*Data section*:
****************

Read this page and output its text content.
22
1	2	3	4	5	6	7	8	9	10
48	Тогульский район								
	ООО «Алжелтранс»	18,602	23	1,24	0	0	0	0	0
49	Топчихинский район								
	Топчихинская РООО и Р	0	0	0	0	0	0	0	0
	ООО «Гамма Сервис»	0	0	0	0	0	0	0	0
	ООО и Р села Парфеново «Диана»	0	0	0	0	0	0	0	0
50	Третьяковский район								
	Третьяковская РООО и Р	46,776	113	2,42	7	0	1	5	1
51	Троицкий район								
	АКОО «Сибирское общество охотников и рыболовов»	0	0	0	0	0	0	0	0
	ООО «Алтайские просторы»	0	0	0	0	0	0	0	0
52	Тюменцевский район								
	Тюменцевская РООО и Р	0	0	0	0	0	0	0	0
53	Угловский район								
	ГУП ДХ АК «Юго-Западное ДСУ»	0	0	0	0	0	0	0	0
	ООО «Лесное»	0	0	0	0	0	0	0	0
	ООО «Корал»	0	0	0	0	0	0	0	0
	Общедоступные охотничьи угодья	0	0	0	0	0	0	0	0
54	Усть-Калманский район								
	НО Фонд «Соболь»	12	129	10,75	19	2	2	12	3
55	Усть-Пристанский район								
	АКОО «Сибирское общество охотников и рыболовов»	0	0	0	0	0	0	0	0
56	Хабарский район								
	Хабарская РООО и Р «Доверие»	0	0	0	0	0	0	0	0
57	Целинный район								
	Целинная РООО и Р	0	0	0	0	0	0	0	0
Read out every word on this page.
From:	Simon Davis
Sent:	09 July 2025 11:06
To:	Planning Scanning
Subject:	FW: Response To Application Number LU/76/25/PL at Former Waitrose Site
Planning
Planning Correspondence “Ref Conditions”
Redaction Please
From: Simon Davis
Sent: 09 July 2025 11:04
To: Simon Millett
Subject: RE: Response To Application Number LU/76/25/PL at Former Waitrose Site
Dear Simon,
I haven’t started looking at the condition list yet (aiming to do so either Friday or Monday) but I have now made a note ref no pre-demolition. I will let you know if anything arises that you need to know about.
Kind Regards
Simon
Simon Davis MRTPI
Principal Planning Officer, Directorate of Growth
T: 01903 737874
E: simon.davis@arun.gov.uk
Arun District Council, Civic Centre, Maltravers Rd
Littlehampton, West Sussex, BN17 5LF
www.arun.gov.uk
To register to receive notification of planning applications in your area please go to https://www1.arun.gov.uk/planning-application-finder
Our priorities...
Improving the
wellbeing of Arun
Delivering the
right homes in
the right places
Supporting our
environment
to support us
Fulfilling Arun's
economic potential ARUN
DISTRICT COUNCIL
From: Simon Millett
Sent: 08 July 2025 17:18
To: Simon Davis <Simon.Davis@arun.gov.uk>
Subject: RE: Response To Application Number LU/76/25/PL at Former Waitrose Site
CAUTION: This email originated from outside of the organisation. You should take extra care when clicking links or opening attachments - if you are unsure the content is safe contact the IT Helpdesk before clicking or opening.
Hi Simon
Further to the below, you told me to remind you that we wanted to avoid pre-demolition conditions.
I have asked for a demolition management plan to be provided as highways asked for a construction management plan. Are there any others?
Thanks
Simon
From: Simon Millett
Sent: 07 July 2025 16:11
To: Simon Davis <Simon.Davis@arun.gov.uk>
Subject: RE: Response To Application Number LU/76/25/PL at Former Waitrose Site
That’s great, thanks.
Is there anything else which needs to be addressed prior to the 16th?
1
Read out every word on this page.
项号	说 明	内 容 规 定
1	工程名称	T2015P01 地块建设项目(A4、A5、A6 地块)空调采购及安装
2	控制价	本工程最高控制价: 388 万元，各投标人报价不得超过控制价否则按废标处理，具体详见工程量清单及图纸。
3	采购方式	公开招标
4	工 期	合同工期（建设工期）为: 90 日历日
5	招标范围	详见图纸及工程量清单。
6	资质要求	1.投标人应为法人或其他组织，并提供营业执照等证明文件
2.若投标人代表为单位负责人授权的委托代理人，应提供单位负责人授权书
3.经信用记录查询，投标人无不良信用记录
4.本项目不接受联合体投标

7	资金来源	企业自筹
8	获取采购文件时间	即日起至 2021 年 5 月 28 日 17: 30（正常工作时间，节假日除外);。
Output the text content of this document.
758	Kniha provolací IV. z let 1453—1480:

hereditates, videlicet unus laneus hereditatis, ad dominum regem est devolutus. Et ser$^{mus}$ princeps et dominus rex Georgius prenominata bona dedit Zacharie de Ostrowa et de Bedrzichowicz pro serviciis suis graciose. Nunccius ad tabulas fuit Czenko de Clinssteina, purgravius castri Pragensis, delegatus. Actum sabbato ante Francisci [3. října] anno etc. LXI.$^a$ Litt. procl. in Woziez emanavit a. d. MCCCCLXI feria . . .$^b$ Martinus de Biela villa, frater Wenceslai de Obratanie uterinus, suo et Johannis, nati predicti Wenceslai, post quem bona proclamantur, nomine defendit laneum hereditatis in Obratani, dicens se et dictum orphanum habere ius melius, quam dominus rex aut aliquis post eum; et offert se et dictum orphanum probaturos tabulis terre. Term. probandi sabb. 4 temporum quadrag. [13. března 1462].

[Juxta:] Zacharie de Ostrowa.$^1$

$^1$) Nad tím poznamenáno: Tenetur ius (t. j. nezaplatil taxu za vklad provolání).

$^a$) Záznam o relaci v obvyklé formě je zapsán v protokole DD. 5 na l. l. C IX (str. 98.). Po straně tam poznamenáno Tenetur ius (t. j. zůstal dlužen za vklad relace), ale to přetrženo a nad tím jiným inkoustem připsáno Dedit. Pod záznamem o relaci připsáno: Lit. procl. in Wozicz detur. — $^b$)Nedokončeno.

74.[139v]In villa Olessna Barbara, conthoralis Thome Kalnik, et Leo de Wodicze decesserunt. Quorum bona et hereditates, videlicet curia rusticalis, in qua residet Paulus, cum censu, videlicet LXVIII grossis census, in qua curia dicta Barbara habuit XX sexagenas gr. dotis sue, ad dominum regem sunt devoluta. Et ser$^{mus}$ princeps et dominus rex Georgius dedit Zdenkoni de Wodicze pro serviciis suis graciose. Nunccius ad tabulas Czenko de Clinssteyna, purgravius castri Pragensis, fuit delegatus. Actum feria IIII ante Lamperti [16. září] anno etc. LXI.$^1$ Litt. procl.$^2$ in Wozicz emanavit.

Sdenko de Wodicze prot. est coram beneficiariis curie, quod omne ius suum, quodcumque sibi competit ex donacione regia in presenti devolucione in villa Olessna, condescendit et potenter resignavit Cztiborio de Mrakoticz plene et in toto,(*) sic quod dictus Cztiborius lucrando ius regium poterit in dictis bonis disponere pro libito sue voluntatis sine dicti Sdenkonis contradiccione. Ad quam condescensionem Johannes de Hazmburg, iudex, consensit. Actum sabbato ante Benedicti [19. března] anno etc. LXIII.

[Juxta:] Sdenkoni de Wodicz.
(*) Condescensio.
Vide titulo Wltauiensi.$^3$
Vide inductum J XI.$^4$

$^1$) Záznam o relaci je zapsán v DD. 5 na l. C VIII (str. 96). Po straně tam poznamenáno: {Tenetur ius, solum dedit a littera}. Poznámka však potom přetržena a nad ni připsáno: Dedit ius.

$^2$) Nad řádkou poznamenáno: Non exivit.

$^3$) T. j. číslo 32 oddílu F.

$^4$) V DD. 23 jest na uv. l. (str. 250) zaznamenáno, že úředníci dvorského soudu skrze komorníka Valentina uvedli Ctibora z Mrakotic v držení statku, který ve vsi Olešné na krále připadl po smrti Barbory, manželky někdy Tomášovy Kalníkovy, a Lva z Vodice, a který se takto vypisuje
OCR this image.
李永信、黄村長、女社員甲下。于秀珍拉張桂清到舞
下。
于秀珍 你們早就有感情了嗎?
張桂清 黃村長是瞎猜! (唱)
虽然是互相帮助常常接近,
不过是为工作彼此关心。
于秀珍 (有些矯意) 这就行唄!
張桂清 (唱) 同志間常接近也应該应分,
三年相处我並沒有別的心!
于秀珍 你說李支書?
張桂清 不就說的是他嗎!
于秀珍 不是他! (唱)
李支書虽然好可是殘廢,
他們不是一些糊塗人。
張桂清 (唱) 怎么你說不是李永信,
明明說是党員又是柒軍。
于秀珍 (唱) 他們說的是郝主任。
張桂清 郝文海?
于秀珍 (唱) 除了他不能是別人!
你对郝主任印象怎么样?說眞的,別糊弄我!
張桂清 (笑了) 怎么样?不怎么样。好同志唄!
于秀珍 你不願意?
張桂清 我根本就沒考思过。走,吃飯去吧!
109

****************

*Problem*: Your answer should be a single number: the count of lines in the listing that contain the word "demolition".

*Solution for this problem*: 3